#### [SUPPLIED RECORDS]
========================
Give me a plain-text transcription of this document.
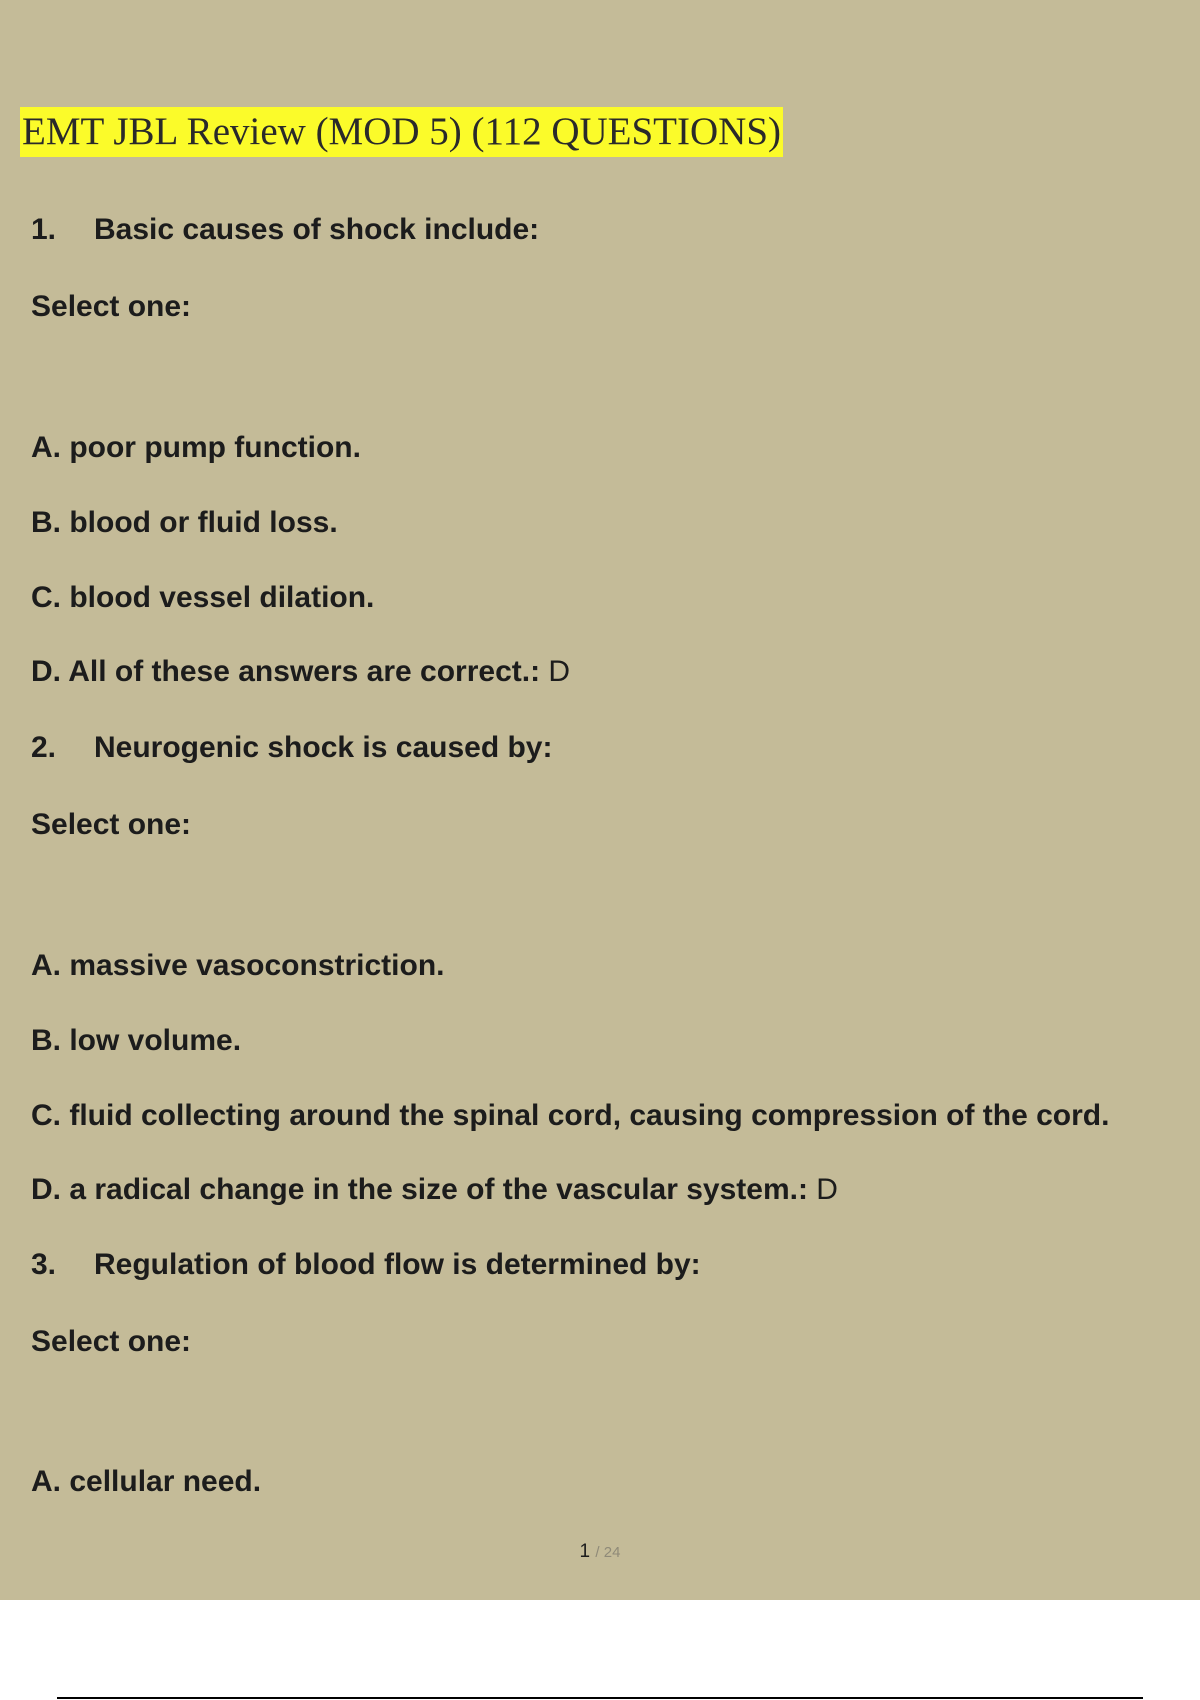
EMT JBL Review (MOD 5) (112 QUESTIONS)
1. Basic causes of shock include:
Select one:
A. poor pump function.
B. blood or fluid loss.
C. blood vessel dilation.
D. All of these answers are correct.: D
2. Neurogenic shock is caused by:
Select one:
A. massive vasoconstriction.
B. low volume.
C. fluid collecting around the spinal cord, causing compression of the cord.
D. a radical change in the size of the vascular system.: D
3. Regulation of blood flow is determined by:
Select one:
A. cellular need.
1 / 24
========================
#### [DO THIS]
Repeat the material above word for word and skip every image in it.

#### [COMPLETED EXERCISE]
Give me a plain-text transcription of this document.
EMT JBL Review (MOD 5) (112 QUESTIONS)
1. Basic causes of shock include:
Select one:
A. poor pump function.
B. blood or fluid loss.
C. blood vessel dilation.
D. All of these answers are correct.: D
2. Neurogenic shock is caused by:
Select one:
A. massive vasoconstriction.
B. low volume.
C. fluid collecting around the spinal cord, causing compression of the cord.
D. a radical change in the size of the vascular system.: D
3. Regulation of blood flow is determined by:
Select one:
A. cellular need.
1 / 24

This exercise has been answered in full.